= TASK =
Output each line of the material exactly as it stands.

= PROVIDED DATA =

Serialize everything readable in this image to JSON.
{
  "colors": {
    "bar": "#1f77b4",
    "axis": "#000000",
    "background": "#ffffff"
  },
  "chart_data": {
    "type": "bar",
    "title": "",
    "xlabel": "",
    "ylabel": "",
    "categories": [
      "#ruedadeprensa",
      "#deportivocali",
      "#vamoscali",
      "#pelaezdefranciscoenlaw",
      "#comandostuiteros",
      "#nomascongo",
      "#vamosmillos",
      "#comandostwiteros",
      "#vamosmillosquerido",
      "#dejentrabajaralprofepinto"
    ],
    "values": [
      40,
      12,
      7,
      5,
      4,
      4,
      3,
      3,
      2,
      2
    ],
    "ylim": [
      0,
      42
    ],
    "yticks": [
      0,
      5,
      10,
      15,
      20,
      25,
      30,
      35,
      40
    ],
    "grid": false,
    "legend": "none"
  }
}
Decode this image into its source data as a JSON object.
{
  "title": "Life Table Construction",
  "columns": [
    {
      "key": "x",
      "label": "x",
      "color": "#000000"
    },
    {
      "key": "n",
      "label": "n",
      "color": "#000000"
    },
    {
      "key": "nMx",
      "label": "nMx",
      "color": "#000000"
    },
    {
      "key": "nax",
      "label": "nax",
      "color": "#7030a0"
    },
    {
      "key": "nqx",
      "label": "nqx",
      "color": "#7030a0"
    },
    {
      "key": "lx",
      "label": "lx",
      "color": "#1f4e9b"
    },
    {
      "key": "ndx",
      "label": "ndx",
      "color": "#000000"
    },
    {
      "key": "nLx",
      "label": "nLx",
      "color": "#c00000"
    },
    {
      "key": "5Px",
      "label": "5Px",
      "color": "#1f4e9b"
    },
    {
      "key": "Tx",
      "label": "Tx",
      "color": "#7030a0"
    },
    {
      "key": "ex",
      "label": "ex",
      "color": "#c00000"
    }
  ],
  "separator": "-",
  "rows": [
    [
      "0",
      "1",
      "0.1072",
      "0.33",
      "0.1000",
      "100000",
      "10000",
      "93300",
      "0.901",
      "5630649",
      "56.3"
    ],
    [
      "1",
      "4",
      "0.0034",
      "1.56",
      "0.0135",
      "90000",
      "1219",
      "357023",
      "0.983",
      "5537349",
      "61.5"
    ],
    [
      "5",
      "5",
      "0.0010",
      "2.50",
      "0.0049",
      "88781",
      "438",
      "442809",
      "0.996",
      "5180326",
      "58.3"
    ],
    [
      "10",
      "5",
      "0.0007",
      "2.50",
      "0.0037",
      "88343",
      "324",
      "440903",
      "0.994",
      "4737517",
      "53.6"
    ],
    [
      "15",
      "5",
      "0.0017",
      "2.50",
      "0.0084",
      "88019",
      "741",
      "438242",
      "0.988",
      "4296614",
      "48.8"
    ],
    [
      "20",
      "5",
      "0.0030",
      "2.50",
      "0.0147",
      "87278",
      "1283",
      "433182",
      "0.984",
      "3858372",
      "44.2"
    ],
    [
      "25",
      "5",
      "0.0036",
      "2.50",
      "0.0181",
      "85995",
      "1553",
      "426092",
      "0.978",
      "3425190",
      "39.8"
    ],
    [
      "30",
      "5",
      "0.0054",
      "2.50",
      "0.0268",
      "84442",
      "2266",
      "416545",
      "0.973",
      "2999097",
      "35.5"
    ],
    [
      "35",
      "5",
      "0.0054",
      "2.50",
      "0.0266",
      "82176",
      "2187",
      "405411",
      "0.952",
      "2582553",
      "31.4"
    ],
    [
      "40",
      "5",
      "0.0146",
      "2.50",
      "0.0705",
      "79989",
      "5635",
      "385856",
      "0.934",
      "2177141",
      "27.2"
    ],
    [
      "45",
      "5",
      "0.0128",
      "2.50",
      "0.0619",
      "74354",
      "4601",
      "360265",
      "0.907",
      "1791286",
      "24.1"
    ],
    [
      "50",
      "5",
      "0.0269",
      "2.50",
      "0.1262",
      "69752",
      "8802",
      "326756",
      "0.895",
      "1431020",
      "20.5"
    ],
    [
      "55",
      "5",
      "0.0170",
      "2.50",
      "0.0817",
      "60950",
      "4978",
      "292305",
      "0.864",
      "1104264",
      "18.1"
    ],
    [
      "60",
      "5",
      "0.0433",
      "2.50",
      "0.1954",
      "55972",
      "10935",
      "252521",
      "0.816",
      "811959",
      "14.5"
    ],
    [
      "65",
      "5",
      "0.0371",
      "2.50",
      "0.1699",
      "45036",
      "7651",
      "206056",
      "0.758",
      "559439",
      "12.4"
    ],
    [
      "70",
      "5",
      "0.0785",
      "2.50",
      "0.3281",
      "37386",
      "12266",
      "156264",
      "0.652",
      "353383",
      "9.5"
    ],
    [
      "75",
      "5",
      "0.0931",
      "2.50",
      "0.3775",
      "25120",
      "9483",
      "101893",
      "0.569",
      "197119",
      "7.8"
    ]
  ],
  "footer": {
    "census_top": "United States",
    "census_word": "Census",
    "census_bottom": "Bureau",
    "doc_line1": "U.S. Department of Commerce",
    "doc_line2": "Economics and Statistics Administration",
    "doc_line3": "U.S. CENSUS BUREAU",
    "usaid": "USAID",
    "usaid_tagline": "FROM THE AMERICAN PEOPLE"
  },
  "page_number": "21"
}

= RESPONSE TO THIS TASK =
Serialize everything readable in this image to JSON.
{
  "colors": {
    "bar": "#1f77b4",
    "axis": "#000000",
    "background": "#ffffff"
  },
  "chart_data": {
    "type": "bar",
    "title": "",
    "xlabel": "",
    "ylabel": "",
    "categories": [
      "#ruedadeprensa",
      "#deportivocali",
      "#vamoscali",
      "#pelaezdefranciscoenlaw",
      "#comandostuiteros",
      "#nomascongo",
      "#vamosmillos",
      "#comandostwiteros",
      "#vamosmillosquerido",
      "#dejentrabajaralprofepinto"
    ],
    "values": [
      40,
      12,
      7,
      5,
      4,
      4,
      3,
      3,
      2,
      2
    ],
    "ylim": [
      0,
      42
    ],
    "yticks": [
      0,
      5,
      10,
      15,
      20,
      25,
      30,
      35,
      40
    ],
    "grid": false,
    "legend": "none"
  }
}
Decode this image into its source data as a JSON object.
{
  "title": "Life Table Construction",
  "columns": [
    {
      "key": "x",
      "label": "x",
      "color": "#000000"
    },
    {
      "key": "n",
      "label": "n",
      "color": "#000000"
    },
    {
      "key": "nMx",
      "label": "nMx",
      "color": "#000000"
    },
    {
      "key": "nax",
      "label": "nax",
      "color": "#7030a0"
    },
    {
      "key": "nqx",
      "label": "nqx",
      "color": "#7030a0"
    },
    {
      "key": "lx",
      "label": "lx",
      "color": "#1f4e9b"
    },
    {
      "key": "ndx",
      "label": "ndx",
      "color": "#000000"
    },
    {
      "key": "nLx",
      "label": "nLx",
      "color": "#c00000"
    },
    {
      "key": "5Px",
      "label": "5Px",
      "color": "#1f4e9b"
    },
    {
      "key": "Tx",
      "label": "Tx",
      "color": "#7030a0"
    },
    {
      "key": "ex",
      "label": "ex",
      "color": "#c00000"
    }
  ],
  "separator": "-",
  "rows": [
    [
      "0",
      "1",
      "0.1072",
      "0.33",
      "0.1000",
      "100000",
      "10000",
      "93300",
      "0.901",
      "5630649",
      "56.3"
    ],
    [
      "1",
      "4",
      "0.0034",
      "1.56",
      "0.0135",
      "90000",
      "1219",
      "357023",
      "0.983",
      "5537349",
      "61.5"
    ],
    [
      "5",
      "5",
      "0.0010",
      "2.50",
      "0.0049",
      "88781",
      "438",
      "442809",
      "0.996",
      "5180326",
      "58.3"
    ],
    [
      "10",
      "5",
      "0.0007",
      "2.50",
      "0.0037",
      "88343",
      "324",
      "440903",
      "0.994",
      "4737517",
      "53.6"
    ],
    [
      "15",
      "5",
      "0.0017",
      "2.50",
      "0.0084",
      "88019",
      "741",
      "438242",
      "0.988",
      "4296614",
      "48.8"
    ],
    [
      "20",
      "5",
      "0.0030",
      "2.50",
      "0.0147",
      "87278",
      "1283",
      "433182",
      "0.984",
      "3858372",
      "44.2"
    ],
    [
      "25",
      "5",
      "0.0036",
      "2.50",
      "0.0181",
      "85995",
      "1553",
      "426092",
      "0.978",
      "3425190",
      "39.8"
    ],
    [
      "30",
      "5",
      "0.0054",
      "2.50",
      "0.0268",
      "84442",
      "2266",
      "416545",
      "0.973",
      "2999097",
      "35.5"
    ],
    [
      "35",
      "5",
      "0.0054",
      "2.50",
      "0.0266",
      "82176",
      "2187",
      "405411",
      "0.952",
      "2582553",
      "31.4"
    ],
    [
      "40",
      "5",
      "0.0146",
      "2.50",
      "0.0705",
      "79989",
      "5635",
      "385856",
      "0.934",
      "2177141",
      "27.2"
    ],
    [
      "45",
      "5",
      "0.0128",
      "2.50",
      "0.0619",
      "74354",
      "4601",
      "360265",
      "0.907",
      "1791286",
      "24.1"
    ],
    [
      "50",
      "5",
      "0.0269",
      "2.50",
      "0.1262",
      "69752",
      "8802",
      "326756",
      "0.895",
      "1431020",
      "20.5"
    ],
    [
      "55",
      "5",
      "0.0170",
      "2.50",
      "0.0817",
      "60950",
      "4978",
      "292305",
      "0.864",
      "1104264",
      "18.1"
    ],
    [
      "60",
      "5",
      "0.0433",
      "2.50",
      "0.1954",
      "55972",
      "10935",
      "252521",
      "0.816",
      "811959",
      "14.5"
    ],
    [
      "65",
      "5",
      "0.0371",
      "2.50",
      "0.1699",
      "45036",
      "7651",
      "206056",
      "0.758",
      "559439",
      "12.4"
    ],
    [
      "70",
      "5",
      "0.0785",
      "2.50",
      "0.3281",
      "37386",
      "12266",
      "156264",
      "0.652",
      "353383",
      "9.5"
    ],
    [
      "75",
      "5",
      "0.0931",
      "2.50",
      "0.3775",
      "25120",
      "9483",
      "101893",
      "0.569",
      "197119",
      "7.8"
    ]
  ],
  "footer": {
    "census_top": "United States",
    "census_word": "Census",
    "census_bottom": "Bureau",
    "doc_line1": "U.S. Department of Commerce",
    "doc_line2": "Economics and Statistics Administration",
    "doc_line3": "U.S. CENSUS BUREAU",
    "usaid": "USAID",
    "usaid_tagline": "FROM THE AMERICAN PEOPLE"
  },
  "page_number": "21"
}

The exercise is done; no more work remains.